-- Article --
□ □ □ □ □
# Sunterra/DiamondResorts How To Purchase



## jimapowell (May 29, 2008)

We are already members of Sunterra/DiamondResorts with SunOptions. We want to purchase/transfer/deed the points/membership/contracts from a friend but don't know how and if we can.

Our friends have 10,000 pts. titled "Diamond Resorts U.S. Collection", 20,000 pts. for a specific resort/week/unit.

Questions:
1) If one were to rollover the points for the specific resort/week/unit, how can those be used in the following year?
2) Can we purchase/transfer the ownership/points from this type of membership?
3) Do we have to go through DiamondResorts to do any of this?


----------



## lewmel (May 29, 2008)

check out
www.timeshareforums.com
they have an entire sticky on the process


----------



## Bill4728 (May 30, 2008)

The key thing about DRI is that resale "club" points do not transfer when you buy resale. So if you buy your friends 10,000 "trust" points you'll get only 10,000 trust points and not 10,000 club points. 

 If you want the trust points to also be "club" points, the only way is to  make a deal with DRI. The best deal is pay them $3000 and they will convert your trust points to club points. 

OR you can try to fake a partnership with your friend. where you both own the points then you may be able, after a year or two, to transfer it all into your name. but this is a work around the rules and may not work.


----------



## winger (Jun 2, 2008)

lewmel said:


> check out
> www.timeshareforums.com
> they have an entire sticky on the process


No disrespect (to TUG or anyone here) intended, but I second this recommendation...  timeshareforums (aka TS4Ms) was (and still is) an invaluable resort in guiding me through the Sunterra/DRI/Club process over the past year.


----------
□ □ □ □ □
Records from a dataset
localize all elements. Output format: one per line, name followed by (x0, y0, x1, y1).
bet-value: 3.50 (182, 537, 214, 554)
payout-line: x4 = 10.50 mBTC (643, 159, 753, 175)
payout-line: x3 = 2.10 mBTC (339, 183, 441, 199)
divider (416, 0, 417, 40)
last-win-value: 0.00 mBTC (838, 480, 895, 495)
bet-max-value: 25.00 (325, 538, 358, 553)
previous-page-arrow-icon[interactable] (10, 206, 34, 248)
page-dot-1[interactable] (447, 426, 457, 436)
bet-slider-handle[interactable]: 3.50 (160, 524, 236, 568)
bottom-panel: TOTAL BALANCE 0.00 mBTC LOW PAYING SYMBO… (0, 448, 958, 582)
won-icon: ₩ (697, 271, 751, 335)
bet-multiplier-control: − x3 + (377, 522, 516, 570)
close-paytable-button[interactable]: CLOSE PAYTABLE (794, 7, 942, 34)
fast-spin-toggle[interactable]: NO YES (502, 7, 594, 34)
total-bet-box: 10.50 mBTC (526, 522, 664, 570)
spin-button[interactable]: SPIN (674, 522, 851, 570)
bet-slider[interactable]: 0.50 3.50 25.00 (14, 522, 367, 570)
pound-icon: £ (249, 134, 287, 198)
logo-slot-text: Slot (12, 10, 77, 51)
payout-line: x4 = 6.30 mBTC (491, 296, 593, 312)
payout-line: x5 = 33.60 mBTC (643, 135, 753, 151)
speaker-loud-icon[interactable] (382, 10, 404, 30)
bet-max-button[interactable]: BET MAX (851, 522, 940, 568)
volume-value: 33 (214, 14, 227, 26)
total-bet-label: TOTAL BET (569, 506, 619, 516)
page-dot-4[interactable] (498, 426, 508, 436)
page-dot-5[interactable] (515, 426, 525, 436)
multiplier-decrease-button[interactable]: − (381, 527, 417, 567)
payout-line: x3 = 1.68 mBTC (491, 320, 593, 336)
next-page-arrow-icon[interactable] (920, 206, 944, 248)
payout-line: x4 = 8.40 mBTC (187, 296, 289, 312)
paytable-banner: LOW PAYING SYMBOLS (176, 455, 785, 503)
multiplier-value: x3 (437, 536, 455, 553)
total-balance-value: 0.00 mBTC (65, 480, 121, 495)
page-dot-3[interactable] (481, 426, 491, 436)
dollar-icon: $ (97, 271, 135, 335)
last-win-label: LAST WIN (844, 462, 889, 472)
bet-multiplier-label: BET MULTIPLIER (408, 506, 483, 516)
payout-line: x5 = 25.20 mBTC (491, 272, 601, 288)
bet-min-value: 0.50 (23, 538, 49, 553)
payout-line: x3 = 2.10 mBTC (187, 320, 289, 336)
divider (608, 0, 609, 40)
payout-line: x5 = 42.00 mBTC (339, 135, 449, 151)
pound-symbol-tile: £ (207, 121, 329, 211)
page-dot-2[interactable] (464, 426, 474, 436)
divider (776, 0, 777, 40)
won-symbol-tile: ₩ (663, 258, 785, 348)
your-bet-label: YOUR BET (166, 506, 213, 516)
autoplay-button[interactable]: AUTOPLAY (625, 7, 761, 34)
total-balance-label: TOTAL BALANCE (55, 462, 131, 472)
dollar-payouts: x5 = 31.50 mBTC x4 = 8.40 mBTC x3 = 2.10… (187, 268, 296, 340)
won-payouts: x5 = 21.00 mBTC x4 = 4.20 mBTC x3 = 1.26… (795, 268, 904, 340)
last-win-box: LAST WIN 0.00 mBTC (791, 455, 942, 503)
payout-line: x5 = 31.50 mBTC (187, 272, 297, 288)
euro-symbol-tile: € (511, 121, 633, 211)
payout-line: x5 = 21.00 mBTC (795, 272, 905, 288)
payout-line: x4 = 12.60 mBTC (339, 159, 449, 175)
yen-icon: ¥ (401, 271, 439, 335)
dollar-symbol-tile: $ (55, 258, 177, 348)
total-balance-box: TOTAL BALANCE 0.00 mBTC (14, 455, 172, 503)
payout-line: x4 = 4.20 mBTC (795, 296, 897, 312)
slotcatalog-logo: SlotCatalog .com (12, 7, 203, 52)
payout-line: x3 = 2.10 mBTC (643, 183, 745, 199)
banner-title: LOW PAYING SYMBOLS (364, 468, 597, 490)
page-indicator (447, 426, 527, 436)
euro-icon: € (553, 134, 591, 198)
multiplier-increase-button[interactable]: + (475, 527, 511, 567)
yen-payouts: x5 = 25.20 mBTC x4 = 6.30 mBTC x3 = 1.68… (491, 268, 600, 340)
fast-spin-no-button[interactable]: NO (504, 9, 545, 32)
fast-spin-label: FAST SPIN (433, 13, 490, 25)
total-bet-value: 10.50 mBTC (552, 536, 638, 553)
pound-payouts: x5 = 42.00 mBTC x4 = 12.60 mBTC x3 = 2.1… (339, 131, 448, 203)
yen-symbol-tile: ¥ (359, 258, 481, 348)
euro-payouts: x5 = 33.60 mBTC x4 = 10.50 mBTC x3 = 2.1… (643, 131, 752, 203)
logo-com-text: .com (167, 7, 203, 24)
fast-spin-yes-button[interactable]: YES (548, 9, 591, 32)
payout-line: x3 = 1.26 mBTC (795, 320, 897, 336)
□ □ □ □ □
-- Jobs --
A: Reproduce the passage of the Sunterra/Diamond Resorts thread from "The key thing" to "(Jun 2, 2008)" word for word.
B: Write out the records verbatim from their first line to the line with "bottom-panel: TOTAL BALANCE", including both.

-- Full solutions --
A:
The key thing about DRI is that resale "club" points do not transfer when you buy resale. So if you buy your friends 10,000 "trust" points you'll get only 10,000 trust points and not 10,000 club points. 

 If you want the trust points to also be "club" points, the only way is to  make a deal with DRI. The best deal is pay them $3000 and they will convert your trust points to club points. 

OR you can try to fake a partnership with your friend. where you both own the points then you may be able, after a year or two, to transfer it all into your name. but this is a work around the rules and may not work.


----------



## winger (Jun 2, 2008)

B:
localize all elements. Output format: one per line, name followed by (x0, y0, x1, y1).
bet-value: 3.50 (182, 537, 214, 554)
payout-line: x4 = 10.50 mBTC (643, 159, 753, 175)
payout-line: x3 = 2.10 mBTC (339, 183, 441, 199)
divider (416, 0, 417, 40)
last-win-value: 0.00 mBTC (838, 480, 895, 495)
bet-max-value: 25.00 (325, 538, 358, 553)
previous-page-arrow-icon[interactable] (10, 206, 34, 248)
page-dot-1[interactable] (447, 426, 457, 436)
bet-slider-handle[interactable]: 3.50 (160, 524, 236, 568)
bottom-panel: TOTAL BALANCE 0.00 mBTC LOW PAYING SYMBO… (0, 448, 958, 582)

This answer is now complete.